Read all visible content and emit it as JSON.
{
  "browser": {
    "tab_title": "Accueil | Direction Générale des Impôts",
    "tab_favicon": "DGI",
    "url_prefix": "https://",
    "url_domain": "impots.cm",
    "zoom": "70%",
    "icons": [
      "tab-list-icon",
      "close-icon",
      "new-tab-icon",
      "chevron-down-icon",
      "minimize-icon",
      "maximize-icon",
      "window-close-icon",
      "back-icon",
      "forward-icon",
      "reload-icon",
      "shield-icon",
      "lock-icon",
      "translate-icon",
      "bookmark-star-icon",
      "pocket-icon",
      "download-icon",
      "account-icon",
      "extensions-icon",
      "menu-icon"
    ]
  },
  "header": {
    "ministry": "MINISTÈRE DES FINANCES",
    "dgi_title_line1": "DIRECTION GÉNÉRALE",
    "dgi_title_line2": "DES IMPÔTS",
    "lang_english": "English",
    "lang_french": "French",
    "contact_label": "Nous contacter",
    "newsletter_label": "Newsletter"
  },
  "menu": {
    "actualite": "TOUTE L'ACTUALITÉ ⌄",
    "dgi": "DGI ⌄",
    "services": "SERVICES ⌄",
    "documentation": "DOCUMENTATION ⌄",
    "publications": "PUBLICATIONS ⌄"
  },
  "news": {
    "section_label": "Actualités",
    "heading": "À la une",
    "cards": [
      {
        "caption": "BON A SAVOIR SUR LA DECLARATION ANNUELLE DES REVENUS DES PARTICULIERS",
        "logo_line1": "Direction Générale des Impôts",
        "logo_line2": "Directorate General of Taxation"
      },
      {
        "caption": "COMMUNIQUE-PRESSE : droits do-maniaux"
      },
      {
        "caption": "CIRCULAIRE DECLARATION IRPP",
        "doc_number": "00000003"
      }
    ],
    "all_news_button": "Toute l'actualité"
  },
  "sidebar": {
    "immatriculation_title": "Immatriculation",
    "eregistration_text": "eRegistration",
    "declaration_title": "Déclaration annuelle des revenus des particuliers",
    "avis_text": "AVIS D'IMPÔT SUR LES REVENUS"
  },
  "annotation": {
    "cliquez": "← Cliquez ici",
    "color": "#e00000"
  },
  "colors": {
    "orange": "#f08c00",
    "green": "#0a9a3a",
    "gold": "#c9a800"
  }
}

——————

Written task:
Track down all lines above with the string "caption" and copy them.

Complete output:
        "caption": "BON A SAVOIR SUR LA DECLARATION ANNUELLE DES REVENUS DES PARTICULIERS",
        "caption": "COMMUNIQUE-PRESSE : droits do-maniaux"
        "caption": "CIRCULAIRE DECLARATION IRPP",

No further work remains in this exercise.